TASK TO CARRY OUT: Write out the records below word for word, please.

Collected data entries:
▬▬▬▬▬▬▬▬▬▬

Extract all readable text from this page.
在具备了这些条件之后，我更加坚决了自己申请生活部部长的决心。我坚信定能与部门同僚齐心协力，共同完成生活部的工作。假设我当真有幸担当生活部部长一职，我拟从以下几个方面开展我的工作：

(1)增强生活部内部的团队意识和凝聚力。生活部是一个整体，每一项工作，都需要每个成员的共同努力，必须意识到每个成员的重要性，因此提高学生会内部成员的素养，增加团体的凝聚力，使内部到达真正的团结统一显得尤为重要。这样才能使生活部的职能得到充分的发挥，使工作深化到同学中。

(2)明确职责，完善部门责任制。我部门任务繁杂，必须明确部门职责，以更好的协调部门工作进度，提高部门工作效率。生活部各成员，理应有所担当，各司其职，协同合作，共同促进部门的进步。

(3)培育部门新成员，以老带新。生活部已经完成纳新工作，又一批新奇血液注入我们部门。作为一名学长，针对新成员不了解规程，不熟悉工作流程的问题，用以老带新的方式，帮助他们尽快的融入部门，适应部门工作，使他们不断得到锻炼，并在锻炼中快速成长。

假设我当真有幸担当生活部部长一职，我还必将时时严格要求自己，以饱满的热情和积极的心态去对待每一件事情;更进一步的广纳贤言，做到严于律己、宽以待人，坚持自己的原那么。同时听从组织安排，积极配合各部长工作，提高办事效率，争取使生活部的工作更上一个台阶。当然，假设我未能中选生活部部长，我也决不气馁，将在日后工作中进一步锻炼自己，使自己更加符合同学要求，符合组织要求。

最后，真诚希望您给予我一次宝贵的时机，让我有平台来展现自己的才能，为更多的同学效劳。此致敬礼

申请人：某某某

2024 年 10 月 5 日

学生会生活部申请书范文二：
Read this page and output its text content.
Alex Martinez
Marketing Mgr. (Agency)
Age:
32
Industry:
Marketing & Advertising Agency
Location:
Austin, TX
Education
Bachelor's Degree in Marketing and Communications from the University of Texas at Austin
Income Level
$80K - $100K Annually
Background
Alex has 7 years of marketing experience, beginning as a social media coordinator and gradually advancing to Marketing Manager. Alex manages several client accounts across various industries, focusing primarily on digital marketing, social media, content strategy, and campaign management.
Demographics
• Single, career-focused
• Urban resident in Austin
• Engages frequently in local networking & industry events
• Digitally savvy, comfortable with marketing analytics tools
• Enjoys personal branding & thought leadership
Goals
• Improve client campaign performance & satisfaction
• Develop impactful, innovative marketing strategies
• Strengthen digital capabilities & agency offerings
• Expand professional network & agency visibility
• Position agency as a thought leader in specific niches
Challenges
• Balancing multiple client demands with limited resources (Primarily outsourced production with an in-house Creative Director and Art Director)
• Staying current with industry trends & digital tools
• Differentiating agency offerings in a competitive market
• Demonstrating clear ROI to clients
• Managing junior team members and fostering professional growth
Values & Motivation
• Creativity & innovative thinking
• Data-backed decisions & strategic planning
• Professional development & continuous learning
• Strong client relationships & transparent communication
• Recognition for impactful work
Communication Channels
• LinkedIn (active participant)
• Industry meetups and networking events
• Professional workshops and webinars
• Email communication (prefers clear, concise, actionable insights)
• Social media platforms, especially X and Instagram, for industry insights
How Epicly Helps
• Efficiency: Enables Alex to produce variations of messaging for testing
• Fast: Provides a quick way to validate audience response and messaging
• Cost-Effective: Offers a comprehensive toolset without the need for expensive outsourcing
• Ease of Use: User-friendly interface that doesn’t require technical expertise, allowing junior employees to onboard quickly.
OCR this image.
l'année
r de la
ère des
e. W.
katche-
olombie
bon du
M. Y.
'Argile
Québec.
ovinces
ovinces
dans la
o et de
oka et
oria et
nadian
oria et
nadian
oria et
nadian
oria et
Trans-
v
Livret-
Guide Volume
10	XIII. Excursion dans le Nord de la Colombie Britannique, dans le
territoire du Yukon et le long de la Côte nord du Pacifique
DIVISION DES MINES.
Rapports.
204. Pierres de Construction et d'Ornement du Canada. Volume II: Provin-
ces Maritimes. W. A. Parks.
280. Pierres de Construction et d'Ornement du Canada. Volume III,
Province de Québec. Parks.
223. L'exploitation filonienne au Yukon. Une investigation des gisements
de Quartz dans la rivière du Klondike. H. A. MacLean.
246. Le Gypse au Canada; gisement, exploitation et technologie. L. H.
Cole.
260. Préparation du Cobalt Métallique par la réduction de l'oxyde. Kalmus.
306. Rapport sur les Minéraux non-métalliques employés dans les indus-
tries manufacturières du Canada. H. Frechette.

▬▬▬▬▬▬▬▬▬▬

CORRECT ANSWER:
Extract all readable text from this page.
在具备了这些条件之后，我更加坚决了自己申请生活部部长的决心。我坚信定能与部门同僚齐心协力，共同完成生活部的工作。假设我当真有幸担当生活部部长一职，我拟从以下几个方面开展我的工作：

(1)增强生活部内部的团队意识和凝聚力。生活部是一个整体，每一项工作，都需要每个成员的共同努力，必须意识到每个成员的重要性，因此提高学生会内部成员的素养，增加团体的凝聚力，使内部到达真正的团结统一显得尤为重要。这样才能使生活部的职能得到充分的发挥，使工作深化到同学中。

(2)明确职责，完善部门责任制。我部门任务繁杂，必须明确部门职责，以更好的协调部门工作进度，提高部门工作效率。生活部各成员，理应有所担当，各司其职，协同合作，共同促进部门的进步。

(3)培育部门新成员，以老带新。生活部已经完成纳新工作，又一批新奇血液注入我们部门。作为一名学长，针对新成员不了解规程，不熟悉工作流程的问题，用以老带新的方式，帮助他们尽快的融入部门，适应部门工作，使他们不断得到锻炼，并在锻炼中快速成长。

假设我当真有幸担当生活部部长一职，我还必将时时严格要求自己，以饱满的热情和积极的心态去对待每一件事情;更进一步的广纳贤言，做到严于律己、宽以待人，坚持自己的原那么。同时听从组织安排，积极配合各部长工作，提高办事效率，争取使生活部的工作更上一个台阶。当然，假设我未能中选生活部部长，我也决不气馁，将在日后工作中进一步锻炼自己，使自己更加符合同学要求，符合组织要求。

最后，真诚希望您给予我一次宝贵的时机，让我有平台来展现自己的才能，为更多的同学效劳。此致敬礼

申请人：某某某

2024 年 10 月 5 日

学生会生活部申请书范文二：
Read this page and output its text content.
Alex Martinez
Marketing Mgr. (Agency)
Age:
32
Industry:
Marketing & Advertising Agency
Location:
Austin, TX
Education
Bachelor's Degree in Marketing and Communications from the University of Texas at Austin
Income Level
$80K - $100K Annually
Background
Alex has 7 years of marketing experience, beginning as a social media coordinator and gradually advancing to Marketing Manager. Alex manages several client accounts across various industries, focusing primarily on digital marketing, social media, content strategy, and campaign management.
Demographics
• Single, career-focused
• Urban resident in Austin
• Engages frequently in local networking & industry events
• Digitally savvy, comfortable with marketing analytics tools
• Enjoys personal branding & thought leadership
Goals
• Improve client campaign performance & satisfaction
• Develop impactful, innovative marketing strategies
• Strengthen digital capabilities & agency offerings
• Expand professional network & agency visibility
• Position agency as a thought leader in specific niches
Challenges
• Balancing multiple client demands with limited resources (Primarily outsourced production with an in-house Creative Director and Art Director)
• Staying current with industry trends & digital tools
• Differentiating agency offerings in a competitive market
• Demonstrating clear ROI to clients
• Managing junior team members and fostering professional growth
Values & Motivation
• Creativity & innovative thinking
• Data-backed decisions & strategic planning
• Professional development & continuous learning
• Strong client relationships & transparent communication
• Recognition for impactful work
Communication Channels
• LinkedIn (active participant)
• Industry meetups and networking events
• Professional workshops and webinars
• Email communication (prefers clear, concise, actionable insights)
• Social media platforms, especially X and Instagram, for industry insights
How Epicly Helps
• Efficiency: Enables Alex to produce variations of messaging for testing
• Fast: Provides a quick way to validate audience response and messaging
• Cost-Effective: Offers a comprehensive toolset without the need for expensive outsourcing
• Ease of Use: User-friendly interface that doesn’t require technical expertise, allowing junior employees to onboard quickly.
OCR this image.
l'année
r de la
ère des
e. W.
katche-
olombie
bon du
M. Y.
'Argile
Québec.
ovinces
ovinces
dans la
o et de
oka et
oria et
nadian
oria et
nadian
oria et
nadian
oria et
Trans-
v
Livret-
Guide Volume
10	XIII. Excursion dans le Nord de la Colombie Britannique, dans le
territoire du Yukon et le long de la Côte nord du Pacifique
DIVISION DES MINES.
Rapports.
204. Pierres de Construction et d'Ornement du Canada. Volume II: Provin-
ces Maritimes. W. A. Parks.
280. Pierres de Construction et d'Ornement du Canada. Volume III,
Province de Québec. Parks.
223. L'exploitation filonienne au Yukon. Une investigation des gisements
de Quartz dans la rivière du Klondike. H. A. MacLean.
246. Le Gypse au Canada; gisement, exploitation et technologie. L. H.
Cole.
260. Préparation du Cobalt Métallique par la réduction de l'oxyde. Kalmus.
306. Rapport sur les Minéraux non-métalliques employés dans les indus-
tries manufacturières du Canada. H. Frechette.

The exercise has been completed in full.